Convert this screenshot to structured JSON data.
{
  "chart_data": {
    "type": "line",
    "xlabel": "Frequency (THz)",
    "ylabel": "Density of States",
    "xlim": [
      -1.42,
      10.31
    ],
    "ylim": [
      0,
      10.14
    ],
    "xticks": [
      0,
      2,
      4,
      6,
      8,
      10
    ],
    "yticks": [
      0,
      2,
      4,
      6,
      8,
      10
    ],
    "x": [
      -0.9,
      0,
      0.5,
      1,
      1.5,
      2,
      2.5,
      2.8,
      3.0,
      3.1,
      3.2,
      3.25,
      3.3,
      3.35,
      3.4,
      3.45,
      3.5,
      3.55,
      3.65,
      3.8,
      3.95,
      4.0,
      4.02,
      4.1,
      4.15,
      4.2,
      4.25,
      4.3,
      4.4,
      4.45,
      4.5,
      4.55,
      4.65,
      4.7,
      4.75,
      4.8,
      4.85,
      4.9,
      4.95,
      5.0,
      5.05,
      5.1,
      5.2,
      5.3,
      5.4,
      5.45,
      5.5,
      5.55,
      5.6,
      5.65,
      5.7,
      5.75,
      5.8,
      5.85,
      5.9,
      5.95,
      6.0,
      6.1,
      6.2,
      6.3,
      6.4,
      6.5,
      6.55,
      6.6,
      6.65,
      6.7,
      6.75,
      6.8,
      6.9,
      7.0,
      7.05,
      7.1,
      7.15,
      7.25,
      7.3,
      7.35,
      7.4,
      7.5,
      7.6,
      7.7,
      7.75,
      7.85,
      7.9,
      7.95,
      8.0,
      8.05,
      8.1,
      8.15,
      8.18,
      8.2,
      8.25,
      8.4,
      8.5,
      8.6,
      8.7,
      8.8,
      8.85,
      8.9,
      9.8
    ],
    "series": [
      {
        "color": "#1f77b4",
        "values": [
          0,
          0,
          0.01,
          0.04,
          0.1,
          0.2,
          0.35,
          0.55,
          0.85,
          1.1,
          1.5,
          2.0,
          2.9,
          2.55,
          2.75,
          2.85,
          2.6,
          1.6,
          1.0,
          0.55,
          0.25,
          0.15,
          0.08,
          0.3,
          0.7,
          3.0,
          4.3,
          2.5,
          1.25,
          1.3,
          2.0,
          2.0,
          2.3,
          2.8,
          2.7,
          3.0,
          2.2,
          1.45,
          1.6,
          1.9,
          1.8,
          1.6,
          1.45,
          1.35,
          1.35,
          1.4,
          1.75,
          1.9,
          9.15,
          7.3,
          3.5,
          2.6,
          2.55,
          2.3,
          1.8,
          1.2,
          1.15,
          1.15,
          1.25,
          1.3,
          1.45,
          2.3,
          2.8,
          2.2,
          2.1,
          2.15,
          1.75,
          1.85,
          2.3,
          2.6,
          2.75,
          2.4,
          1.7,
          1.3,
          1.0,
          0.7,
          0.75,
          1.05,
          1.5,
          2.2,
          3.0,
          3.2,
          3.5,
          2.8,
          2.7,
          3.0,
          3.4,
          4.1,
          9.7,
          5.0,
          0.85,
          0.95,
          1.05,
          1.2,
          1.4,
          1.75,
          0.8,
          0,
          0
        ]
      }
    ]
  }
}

_____

## The task
Copy all of the data exactly.

## Answer to the problem
Convert this screenshot to structured JSON data.
{
  "chart_data": {
    "type": "line",
    "xlabel": "Frequency (THz)",
    "ylabel": "Density of States",
    "xlim": [
      -1.42,
      10.31
    ],
    "ylim": [
      0,
      10.14
    ],
    "xticks": [
      0,
      2,
      4,
      6,
      8,
      10
    ],
    "yticks": [
      0,
      2,
      4,
      6,
      8,
      10
    ],
    "x": [
      -0.9,
      0,
      0.5,
      1,
      1.5,
      2,
      2.5,
      2.8,
      3.0,
      3.1,
      3.2,
      3.25,
      3.3,
      3.35,
      3.4,
      3.45,
      3.5,
      3.55,
      3.65,
      3.8,
      3.95,
      4.0,
      4.02,
      4.1,
      4.15,
      4.2,
      4.25,
      4.3,
      4.4,
      4.45,
      4.5,
      4.55,
      4.65,
      4.7,
      4.75,
      4.8,
      4.85,
      4.9,
      4.95,
      5.0,
      5.05,
      5.1,
      5.2,
      5.3,
      5.4,
      5.45,
      5.5,
      5.55,
      5.6,
      5.65,
      5.7,
      5.75,
      5.8,
      5.85,
      5.9,
      5.95,
      6.0,
      6.1,
      6.2,
      6.3,
      6.4,
      6.5,
      6.55,
      6.6,
      6.65,
      6.7,
      6.75,
      6.8,
      6.9,
      7.0,
      7.05,
      7.1,
      7.15,
      7.25,
      7.3,
      7.35,
      7.4,
      7.5,
      7.6,
      7.7,
      7.75,
      7.85,
      7.9,
      7.95,
      8.0,
      8.05,
      8.1,
      8.15,
      8.18,
      8.2,
      8.25,
      8.4,
      8.5,
      8.6,
      8.7,
      8.8,
      8.85,
      8.9,
      9.8
    ],
    "series": [
      {
        "color": "#1f77b4",
        "values": [
          0,
          0,
          0.01,
          0.04,
          0.1,
          0.2,
          0.35,
          0.55,
          0.85,
          1.1,
          1.5,
          2.0,
          2.9,
          2.55,
          2.75,
          2.85,
          2.6,
          1.6,
          1.0,
          0.55,
          0.25,
          0.15,
          0.08,
          0.3,
          0.7,
          3.0,
          4.3,
          2.5,
          1.25,
          1.3,
          2.0,
          2.0,
          2.3,
          2.8,
          2.7,
          3.0,
          2.2,
          1.45,
          1.6,
          1.9,
          1.8,
          1.6,
          1.45,
          1.35,
          1.35,
          1.4,
          1.75,
          1.9,
          9.15,
          7.3,
          3.5,
          2.6,
          2.55,
          2.3,
          1.8,
          1.2,
          1.15,
          1.15,
          1.25,
          1.3,
          1.45,
          2.3,
          2.8,
          2.2,
          2.1,
          2.15,
          1.75,
          1.85,
          2.3,
          2.6,
          2.75,
          2.4,
          1.7,
          1.3,
          1.0,
          0.7,
          0.75,
          1.05,
          1.5,
          2.2,
          3.0,
          3.2,
          3.5,
          2.8,
          2.7,
          3.0,
          3.4,
          4.1,
          9.7,
          5.0,
          0.85,
          0.95,
          1.05,
          1.2,
          1.4,
          1.75,
          0.8,
          0,
          0
        ]
      }
    ]
  }
}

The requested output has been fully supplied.